=== Problem details ===
Print all entries word for word.

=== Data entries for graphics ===
'''
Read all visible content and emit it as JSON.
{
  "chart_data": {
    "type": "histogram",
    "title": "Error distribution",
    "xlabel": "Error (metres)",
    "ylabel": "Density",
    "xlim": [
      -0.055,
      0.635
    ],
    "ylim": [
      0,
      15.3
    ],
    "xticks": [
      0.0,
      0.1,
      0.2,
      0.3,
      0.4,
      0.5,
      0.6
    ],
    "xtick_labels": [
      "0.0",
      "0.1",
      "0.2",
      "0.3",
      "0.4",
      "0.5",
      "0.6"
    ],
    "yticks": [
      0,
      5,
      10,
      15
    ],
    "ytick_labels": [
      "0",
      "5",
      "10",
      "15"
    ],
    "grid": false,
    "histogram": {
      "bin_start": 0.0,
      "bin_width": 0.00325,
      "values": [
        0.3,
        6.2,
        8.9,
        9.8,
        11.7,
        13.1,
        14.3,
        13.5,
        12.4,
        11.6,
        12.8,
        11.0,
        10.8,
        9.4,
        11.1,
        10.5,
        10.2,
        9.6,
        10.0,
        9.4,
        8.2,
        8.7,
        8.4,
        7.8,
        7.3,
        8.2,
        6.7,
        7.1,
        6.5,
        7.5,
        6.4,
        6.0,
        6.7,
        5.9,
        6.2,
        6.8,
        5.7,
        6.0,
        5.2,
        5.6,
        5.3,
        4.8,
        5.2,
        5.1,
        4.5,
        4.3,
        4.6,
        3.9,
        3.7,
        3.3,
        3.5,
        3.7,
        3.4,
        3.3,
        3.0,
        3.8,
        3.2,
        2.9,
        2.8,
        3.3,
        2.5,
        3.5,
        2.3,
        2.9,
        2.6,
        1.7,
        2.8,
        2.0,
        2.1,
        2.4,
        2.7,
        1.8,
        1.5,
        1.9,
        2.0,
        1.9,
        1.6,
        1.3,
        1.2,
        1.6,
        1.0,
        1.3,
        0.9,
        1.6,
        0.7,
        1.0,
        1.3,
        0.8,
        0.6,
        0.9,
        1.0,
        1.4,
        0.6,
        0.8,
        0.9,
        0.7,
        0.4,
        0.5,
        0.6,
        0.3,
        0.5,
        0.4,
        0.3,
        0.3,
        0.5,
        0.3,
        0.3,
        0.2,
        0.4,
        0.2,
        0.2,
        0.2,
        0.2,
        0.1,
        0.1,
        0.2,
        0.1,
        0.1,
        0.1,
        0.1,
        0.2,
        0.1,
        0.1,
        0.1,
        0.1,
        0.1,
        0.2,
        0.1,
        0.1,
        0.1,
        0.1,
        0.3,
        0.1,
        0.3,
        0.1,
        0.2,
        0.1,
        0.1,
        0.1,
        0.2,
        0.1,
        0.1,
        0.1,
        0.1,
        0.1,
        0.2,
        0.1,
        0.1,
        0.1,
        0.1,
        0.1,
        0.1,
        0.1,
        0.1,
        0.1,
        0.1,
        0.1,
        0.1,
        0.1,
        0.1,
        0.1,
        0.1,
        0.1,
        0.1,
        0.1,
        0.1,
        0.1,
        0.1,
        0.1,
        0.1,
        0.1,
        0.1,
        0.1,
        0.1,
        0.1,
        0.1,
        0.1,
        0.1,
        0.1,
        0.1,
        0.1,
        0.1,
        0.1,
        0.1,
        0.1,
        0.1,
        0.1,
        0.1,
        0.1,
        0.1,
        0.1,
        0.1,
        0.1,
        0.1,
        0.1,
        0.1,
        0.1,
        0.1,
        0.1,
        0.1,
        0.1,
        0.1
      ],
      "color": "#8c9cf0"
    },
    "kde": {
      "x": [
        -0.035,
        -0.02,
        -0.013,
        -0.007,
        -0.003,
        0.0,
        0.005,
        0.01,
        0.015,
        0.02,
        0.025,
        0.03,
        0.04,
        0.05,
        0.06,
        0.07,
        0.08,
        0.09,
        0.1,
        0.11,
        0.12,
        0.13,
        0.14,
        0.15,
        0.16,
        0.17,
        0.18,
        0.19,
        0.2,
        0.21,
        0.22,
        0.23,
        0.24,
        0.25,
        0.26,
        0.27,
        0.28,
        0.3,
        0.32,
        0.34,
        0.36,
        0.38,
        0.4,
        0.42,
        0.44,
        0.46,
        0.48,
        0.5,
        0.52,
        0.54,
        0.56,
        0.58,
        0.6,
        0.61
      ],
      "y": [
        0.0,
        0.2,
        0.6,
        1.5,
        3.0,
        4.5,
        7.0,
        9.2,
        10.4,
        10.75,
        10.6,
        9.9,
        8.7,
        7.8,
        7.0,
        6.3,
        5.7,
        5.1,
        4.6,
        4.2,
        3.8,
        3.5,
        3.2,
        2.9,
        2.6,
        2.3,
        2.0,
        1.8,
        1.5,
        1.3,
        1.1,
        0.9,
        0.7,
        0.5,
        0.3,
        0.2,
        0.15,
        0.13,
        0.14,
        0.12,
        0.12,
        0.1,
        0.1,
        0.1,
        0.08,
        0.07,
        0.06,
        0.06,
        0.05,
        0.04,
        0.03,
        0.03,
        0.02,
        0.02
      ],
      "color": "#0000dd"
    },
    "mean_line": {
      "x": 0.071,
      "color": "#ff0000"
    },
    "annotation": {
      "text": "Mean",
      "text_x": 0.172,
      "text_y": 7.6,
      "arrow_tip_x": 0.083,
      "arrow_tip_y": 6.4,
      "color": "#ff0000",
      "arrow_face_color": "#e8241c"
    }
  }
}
'''
=== Result of this exercise ===
Read all visible content and emit it as JSON.
{
  "chart_data": {
    "type": "histogram",
    "title": "Error distribution",
    "xlabel": "Error (metres)",
    "ylabel": "Density",
    "xlim": [
      -0.055,
      0.635
    ],
    "ylim": [
      0,
      15.3
    ],
    "xticks": [
      0.0,
      0.1,
      0.2,
      0.3,
      0.4,
      0.5,
      0.6
    ],
    "xtick_labels": [
      "0.0",
      "0.1",
      "0.2",
      "0.3",
      "0.4",
      "0.5",
      "0.6"
    ],
    "yticks": [
      0,
      5,
      10,
      15
    ],
    "ytick_labels": [
      "0",
      "5",
      "10",
      "15"
    ],
    "grid": false,
    "histogram": {
      "bin_start": 0.0,
      "bin_width": 0.00325,
      "values": [
        0.3,
        6.2,
        8.9,
        9.8,
        11.7,
        13.1,
        14.3,
        13.5,
        12.4,
        11.6,
        12.8,
        11.0,
        10.8,
        9.4,
        11.1,
        10.5,
        10.2,
        9.6,
        10.0,
        9.4,
        8.2,
        8.7,
        8.4,
        7.8,
        7.3,
        8.2,
        6.7,
        7.1,
        6.5,
        7.5,
        6.4,
        6.0,
        6.7,
        5.9,
        6.2,
        6.8,
        5.7,
        6.0,
        5.2,
        5.6,
        5.3,
        4.8,
        5.2,
        5.1,
        4.5,
        4.3,
        4.6,
        3.9,
        3.7,
        3.3,
        3.5,
        3.7,
        3.4,
        3.3,
        3.0,
        3.8,
        3.2,
        2.9,
        2.8,
        3.3,
        2.5,
        3.5,
        2.3,
        2.9,
        2.6,
        1.7,
        2.8,
        2.0,
        2.1,
        2.4,
        2.7,
        1.8,
        1.5,
        1.9,
        2.0,
        1.9,
        1.6,
        1.3,
        1.2,
        1.6,
        1.0,
        1.3,
        0.9,
        1.6,
        0.7,
        1.0,
        1.3,
        0.8,
        0.6,
        0.9,
        1.0,
        1.4,
        0.6,
        0.8,
        0.9,
        0.7,
        0.4,
        0.5,
        0.6,
        0.3,
        0.5,
        0.4,
        0.3,
        0.3,
        0.5,
        0.3,
        0.3,
        0.2,
        0.4,
        0.2,
        0.2,
        0.2,
        0.2,
        0.1,
        0.1,
        0.2,
        0.1,
        0.1,
        0.1,
        0.1,
        0.2,
        0.1,
        0.1,
        0.1,
        0.1,
        0.1,
        0.2,
        0.1,
        0.1,
        0.1,
        0.1,
        0.3,
        0.1,
        0.3,
        0.1,
        0.2,
        0.1,
        0.1,
        0.1,
        0.2,
        0.1,
        0.1,
        0.1,
        0.1,
        0.1,
        0.2,
        0.1,
        0.1,
        0.1,
        0.1,
        0.1,
        0.1,
        0.1,
        0.1,
        0.1,
        0.1,
        0.1,
        0.1,
        0.1,
        0.1,
        0.1,
        0.1,
        0.1,
        0.1,
        0.1,
        0.1,
        0.1,
        0.1,
        0.1,
        0.1,
        0.1,
        0.1,
        0.1,
        0.1,
        0.1,
        0.1,
        0.1,
        0.1,
        0.1,
        0.1,
        0.1,
        0.1,
        0.1,
        0.1,
        0.1,
        0.1,
        0.1,
        0.1,
        0.1,
        0.1,
        0.1,
        0.1,
        0.1,
        0.1,
        0.1,
        0.1,
        0.1,
        0.1,
        0.1,
        0.1,
        0.1,
        0.1
      ],
      "color": "#8c9cf0"
    },
    "kde": {
      "x": [
        -0.035,
        -0.02,
        -0.013,
        -0.007,
        -0.003,
        0.0,
        0.005,
        0.01,
        0.015,
        0.02,
        0.025,
        0.03,
        0.04,
        0.05,
        0.06,
        0.07,
        0.08,
        0.09,
        0.1,
        0.11,
        0.12,
        0.13,
        0.14,
        0.15,
        0.16,
        0.17,
        0.18,
        0.19,
        0.2,
        0.21,
        0.22,
        0.23,
        0.24,
        0.25,
        0.26,
        0.27,
        0.28,
        0.3,
        0.32,
        0.34,
        0.36,
        0.38,
        0.4,
        0.42,
        0.44,
        0.46,
        0.48,
        0.5,
        0.52,
        0.54,
        0.56,
        0.58,
        0.6,
        0.61
      ],
      "y": [
        0.0,
        0.2,
        0.6,
        1.5,
        3.0,
        4.5,
        7.0,
        9.2,
        10.4,
        10.75,
        10.6,
        9.9,
        8.7,
        7.8,
        7.0,
        6.3,
        5.7,
        5.1,
        4.6,
        4.2,
        3.8,
        3.5,
        3.2,
        2.9,
        2.6,
        2.3,
        2.0,
        1.8,
        1.5,
        1.3,
        1.1,
        0.9,
        0.7,
        0.5,
        0.3,
        0.2,
        0.15,
        0.13,
        0.14,
        0.12,
        0.12,
        0.1,
        0.1,
        0.1,
        0.08,
        0.07,
        0.06,
        0.06,
        0.05,
        0.04,
        0.03,
        0.03,
        0.02,
        0.02
      ],
      "color": "#0000dd"
    },
    "mean_line": {
      "x": 0.071,
      "color": "#ff0000"
    },
    "annotation": {
      "text": "Mean",
      "text_x": 0.172,
      "text_y": 7.6,
      "arrow_tip_x": 0.083,
      "arrow_tip_y": 6.4,
      "color": "#ff0000",
      "arrow_face_color": "#e8241c"
    }
  }
}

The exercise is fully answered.